Stated task -
Repeat each line word for word.

Dataset content -
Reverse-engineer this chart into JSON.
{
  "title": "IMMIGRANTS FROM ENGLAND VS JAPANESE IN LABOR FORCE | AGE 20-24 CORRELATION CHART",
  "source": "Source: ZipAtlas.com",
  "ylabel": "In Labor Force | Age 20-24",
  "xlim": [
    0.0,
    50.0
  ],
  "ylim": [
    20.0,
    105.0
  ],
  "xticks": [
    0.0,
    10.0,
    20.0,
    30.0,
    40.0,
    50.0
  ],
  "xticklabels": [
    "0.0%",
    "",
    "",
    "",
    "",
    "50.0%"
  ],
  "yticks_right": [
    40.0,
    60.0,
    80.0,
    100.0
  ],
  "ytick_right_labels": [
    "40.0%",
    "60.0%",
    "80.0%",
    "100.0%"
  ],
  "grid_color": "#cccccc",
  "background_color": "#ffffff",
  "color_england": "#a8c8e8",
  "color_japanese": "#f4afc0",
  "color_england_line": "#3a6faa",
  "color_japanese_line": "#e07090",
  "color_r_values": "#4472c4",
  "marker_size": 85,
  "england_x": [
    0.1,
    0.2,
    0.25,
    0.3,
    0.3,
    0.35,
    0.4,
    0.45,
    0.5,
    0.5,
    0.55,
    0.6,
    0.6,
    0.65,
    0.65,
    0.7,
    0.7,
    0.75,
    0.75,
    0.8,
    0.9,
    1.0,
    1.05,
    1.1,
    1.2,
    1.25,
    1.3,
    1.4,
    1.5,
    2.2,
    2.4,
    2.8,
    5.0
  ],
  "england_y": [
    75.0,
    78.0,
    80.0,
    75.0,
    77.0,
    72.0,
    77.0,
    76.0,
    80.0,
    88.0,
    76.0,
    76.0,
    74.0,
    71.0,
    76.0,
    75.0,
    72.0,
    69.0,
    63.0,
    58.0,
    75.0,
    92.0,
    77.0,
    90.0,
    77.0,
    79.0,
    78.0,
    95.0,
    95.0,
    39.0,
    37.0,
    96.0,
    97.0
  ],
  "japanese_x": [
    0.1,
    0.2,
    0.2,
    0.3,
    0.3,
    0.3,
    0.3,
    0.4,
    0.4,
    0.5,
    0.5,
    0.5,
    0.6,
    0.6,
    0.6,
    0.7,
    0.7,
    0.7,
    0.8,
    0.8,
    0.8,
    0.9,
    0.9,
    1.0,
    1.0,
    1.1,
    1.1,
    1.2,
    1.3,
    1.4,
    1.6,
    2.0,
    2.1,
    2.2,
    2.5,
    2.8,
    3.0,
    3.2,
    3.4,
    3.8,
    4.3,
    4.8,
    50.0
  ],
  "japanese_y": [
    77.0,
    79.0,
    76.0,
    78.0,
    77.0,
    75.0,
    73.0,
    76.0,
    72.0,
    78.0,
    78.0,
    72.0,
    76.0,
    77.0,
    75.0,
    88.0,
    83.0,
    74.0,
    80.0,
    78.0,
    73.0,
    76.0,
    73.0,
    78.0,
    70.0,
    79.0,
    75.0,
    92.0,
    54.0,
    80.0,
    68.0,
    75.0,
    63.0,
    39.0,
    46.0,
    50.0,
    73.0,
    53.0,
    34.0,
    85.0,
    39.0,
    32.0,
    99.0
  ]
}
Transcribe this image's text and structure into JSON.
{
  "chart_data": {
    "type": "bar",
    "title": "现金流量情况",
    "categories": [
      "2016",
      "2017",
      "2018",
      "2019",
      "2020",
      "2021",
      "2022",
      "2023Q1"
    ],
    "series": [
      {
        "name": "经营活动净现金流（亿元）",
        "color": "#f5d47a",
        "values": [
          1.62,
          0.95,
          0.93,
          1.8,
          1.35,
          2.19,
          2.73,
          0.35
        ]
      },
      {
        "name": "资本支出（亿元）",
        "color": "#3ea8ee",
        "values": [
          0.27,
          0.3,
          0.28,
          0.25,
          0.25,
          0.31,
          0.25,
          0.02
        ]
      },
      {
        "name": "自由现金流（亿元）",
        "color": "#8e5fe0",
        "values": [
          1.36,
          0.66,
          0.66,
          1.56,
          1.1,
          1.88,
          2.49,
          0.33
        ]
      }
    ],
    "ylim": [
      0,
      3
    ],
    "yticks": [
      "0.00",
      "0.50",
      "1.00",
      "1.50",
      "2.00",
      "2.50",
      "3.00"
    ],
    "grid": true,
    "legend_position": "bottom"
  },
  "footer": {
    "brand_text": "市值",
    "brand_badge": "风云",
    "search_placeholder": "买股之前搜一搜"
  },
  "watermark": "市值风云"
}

Solution to this problem -
Reverse-engineer this chart into JSON.
{
  "title": "IMMIGRANTS FROM ENGLAND VS JAPANESE IN LABOR FORCE | AGE 20-24 CORRELATION CHART",
  "source": "Source: ZipAtlas.com",
  "ylabel": "In Labor Force | Age 20-24",
  "xlim": [
    0.0,
    50.0
  ],
  "ylim": [
    20.0,
    105.0
  ],
  "xticks": [
    0.0,
    10.0,
    20.0,
    30.0,
    40.0,
    50.0
  ],
  "xticklabels": [
    "0.0%",
    "",
    "",
    "",
    "",
    "50.0%"
  ],
  "yticks_right": [
    40.0,
    60.0,
    80.0,
    100.0
  ],
  "ytick_right_labels": [
    "40.0%",
    "60.0%",
    "80.0%",
    "100.0%"
  ],
  "grid_color": "#cccccc",
  "background_color": "#ffffff",
  "color_england": "#a8c8e8",
  "color_japanese": "#f4afc0",
  "color_england_line": "#3a6faa",
  "color_japanese_line": "#e07090",
  "color_r_values": "#4472c4",
  "marker_size": 85,
  "england_x": [
    0.1,
    0.2,
    0.25,
    0.3,
    0.3,
    0.35,
    0.4,
    0.45,
    0.5,
    0.5,
    0.55,
    0.6,
    0.6,
    0.65,
    0.65,
    0.7,
    0.7,
    0.75,
    0.75,
    0.8,
    0.9,
    1.0,
    1.05,
    1.1,
    1.2,
    1.25,
    1.3,
    1.4,
    1.5,
    2.2,
    2.4,
    2.8,
    5.0
  ],
  "england_y": [
    75.0,
    78.0,
    80.0,
    75.0,
    77.0,
    72.0,
    77.0,
    76.0,
    80.0,
    88.0,
    76.0,
    76.0,
    74.0,
    71.0,
    76.0,
    75.0,
    72.0,
    69.0,
    63.0,
    58.0,
    75.0,
    92.0,
    77.0,
    90.0,
    77.0,
    79.0,
    78.0,
    95.0,
    95.0,
    39.0,
    37.0,
    96.0,
    97.0
  ],
  "japanese_x": [
    0.1,
    0.2,
    0.2,
    0.3,
    0.3,
    0.3,
    0.3,
    0.4,
    0.4,
    0.5,
    0.5,
    0.5,
    0.6,
    0.6,
    0.6,
    0.7,
    0.7,
    0.7,
    0.8,
    0.8,
    0.8,
    0.9,
    0.9,
    1.0,
    1.0,
    1.1,
    1.1,
    1.2,
    1.3,
    1.4,
    1.6,
    2.0,
    2.1,
    2.2,
    2.5,
    2.8,
    3.0,
    3.2,
    3.4,
    3.8,
    4.3,
    4.8,
    50.0
  ],
  "japanese_y": [
    77.0,
    79.0,
    76.0,
    78.0,
    77.0,
    75.0,
    73.0,
    76.0,
    72.0,
    78.0,
    78.0,
    72.0,
    76.0,
    77.0,
    75.0,
    88.0,
    83.0,
    74.0,
    80.0,
    78.0,
    73.0,
    76.0,
    73.0,
    78.0,
    70.0,
    79.0,
    75.0,
    92.0,
    54.0,
    80.0,
    68.0,
    75.0,
    63.0,
    39.0,
    46.0,
    50.0,
    73.0,
    53.0,
    34.0,
    85.0,
    39.0,
    32.0,
    99.0
  ]
}
Transcribe this image's text and structure into JSON.
{
  "chart_data": {
    "type": "bar",
    "title": "现金流量情况",
    "categories": [
      "2016",
      "2017",
      "2018",
      "2019",
      "2020",
      "2021",
      "2022",
      "2023Q1"
    ],
    "series": [
      {
        "name": "经营活动净现金流（亿元）",
        "color": "#f5d47a",
        "values": [
          1.62,
          0.95,
          0.93,
          1.8,
          1.35,
          2.19,
          2.73,
          0.35
        ]
      },
      {
        "name": "资本支出（亿元）",
        "color": "#3ea8ee",
        "values": [
          0.27,
          0.3,
          0.28,
          0.25,
          0.25,
          0.31,
          0.25,
          0.02
        ]
      },
      {
        "name": "自由现金流（亿元）",
        "color": "#8e5fe0",
        "values": [
          1.36,
          0.66,
          0.66,
          1.56,
          1.1,
          1.88,
          2.49,
          0.33
        ]
      }
    ],
    "ylim": [
      0,
      3
    ],
    "yticks": [
      "0.00",
      "0.50",
      "1.00",
      "1.50",
      "2.00",
      "2.50",
      "3.00"
    ],
    "grid": true,
    "legend_position": "bottom"
  },
  "footer": {
    "brand_text": "市值",
    "brand_badge": "风云",
    "search_placeholder": "买股之前搜一搜"
  },
  "watermark": "市值风云"
}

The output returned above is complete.